* **Goals**
(A) Answer these questions from the iris classification notebook:
(i) How many rows does the groupby output list for each species?
(ii) What type does the notebook print after converting the dataframe with iris.values?
(iii) Which column indexes hold the feature variables?
(B) Continue the iris classification notebook from the comment about upper case X and lower case y.

* **Source passage**
***

In [1]:

#  Define and load everything we need so that this
#  tutorial is complete by itself.

import scipy as sp 
import numpy as np 
import matplotlib as mpl 
import pandas as pd 
import sklearn 

from pandas.plotting import scatter_matrix
import matplotlib.pyplot as plt
import seaborn as sns
from sklearn import model_selection
from sklearn.metrics import classification_report
from sklearn.metrics import confusion_matrix
from sklearn.metrics import accuracy_score
from sklearn.linear_model import LogisticRegression
from sklearn.tree import DecisionTreeClassifier
from sklearn.neighbors import KNeighborsClassifier
from sklearn.discriminant_analysis import LinearDiscriminantAnalysis
from sklearn.naive_bayes import GaussianNB
from sklearn.svm import SVC

#  Enable inline plotting from matplotlib

%matplotlib inline

In [2]:

url = "https://archive.ics.uci.edu/ml/machine-learning-databases/iris/iris.data"

#  Define the names of the variables as we want them

names = ['sepal-length', 'sepal-width', 'petal-length', 'petal-width', 'species']
iris = pd.read_csv(url, names=names)

In [3]:
print(iris.shape)

In [3]:
print(iris.head())

In [3]:
print(iris.describe())#  Use the groupby method to determine the class distribution

In [4]:
print(iris.groupby('species').size())

species
Iris-setosa        50
Iris-versicolor    50
Iris-virginica     50
dtype: int64


In [5]:
#  Convert from pandas dataframe to numpy array
#  Most of the scikit-learn libraries expect numpy arrays.
array = iris.values
print (type(array))

<class 'numpy.ndarray'>


In [None]:
#  From the charts, it appears that Iris-setosa can be separated by a straight line.  
#  We will test machine learning of one-versus-others by defining the target to 
#  be +1 for Iris-setosa, 0 for all others
#  Use all rows, column 4, to create vector raw_target.
raw_target = array[:,4]
#  Use all rows f raw_target to create the y array,
#  setting the rows that are Iris-setosa to +1, all others to 0.
y = np.where(raw_target == 'Iris-virginica', 1, 0)
print (y)

In [None]:

#  Split the data into feature variables, X, and target variable, y
#  Feature variables are in the first four columns -- indexes 0,1,2,3
#  Target variable is in column 4

#  Note the use of upper case X and lower case y.

***

* **Data lines**
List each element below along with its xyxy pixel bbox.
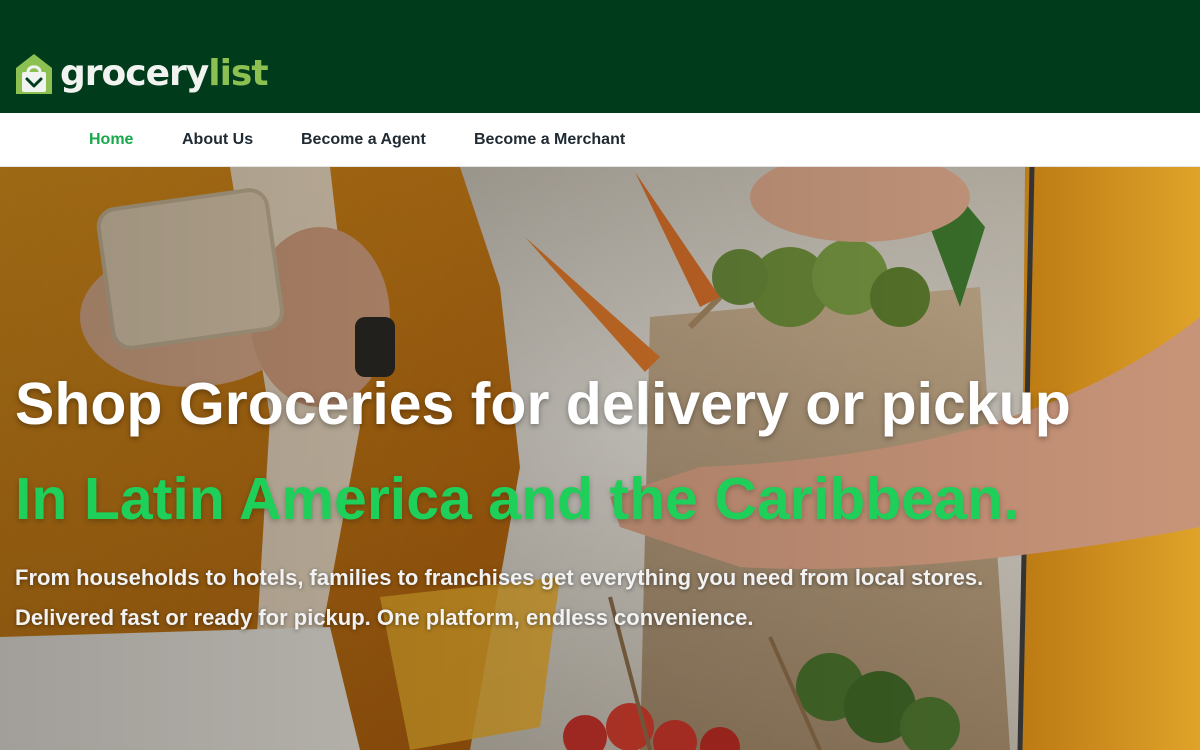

***

* **Per-task outputs**
(A)
(i) 50 rows for each species: Iris-setosa, Iris-versicolor and Iris-virginica.
(ii) <class 'numpy.ndarray'>
(iii) Indexes 0, 1, 2 and 3, the first four columns.

(B)
#  This is the convention used to distinguish between matrices, X, 
#  and vectors, y, as the expression describing the model is AX = y.

#  Use all rows, columns 0, 1, 2, 3.
X = array[:,0:4]

#  Expect X to be 150 rows, 4 columns
print (type(X))
print ('Dimensions of X: ', X.shape)

#  We converted the labels to 0/1 integers in the cell above
#  Expect y to be 150 rows, 1 column
print (type(y))
print ('Dimensions of y: ', y.shape)

In [None]:

#  Split the data into training and test sets
#  Selection is made by randomly choosing rows.
#  Test data is 20% of the total number of rows -- 30 rows.

test_size = 0.20
seed = 7
X_train, X_test, y_train, y_test = \
    model_selection.train_test_split(X, y, test_size=test_size, random_state=seed)
    
print ('Dimensions of X_train: ', X_train.shape)
print ('Dimensions of X_test:  ', X_test.shape)
print ('Dimensions of y_train: ', y_train.shape)
print ('Dimensions of y_test:  ', y_test.shape)
print ('Head of X_train: \n', X_train[:10])
print ('Head of X_test:  \n', X_test[:10])
print ('Head of y_train: ', y_train[:10])
print ('Head of y_test:  ', y_test[:10])

In [None]:

model = LogisticRegression(solver='lbfgs')
model.fit(X_train,y_train)
y_pred = model.predict(X_test)
cm = confusion_matrix(y_pred,y_test)
print ('                        Predicted')
print ('                   Positive','Negative')
print ('Actually Positive (1): ', cm[1,1], '    ', cm[1,0])
print ('Actually Negative (0): ', cm[0,1], '    ', cm[0,0])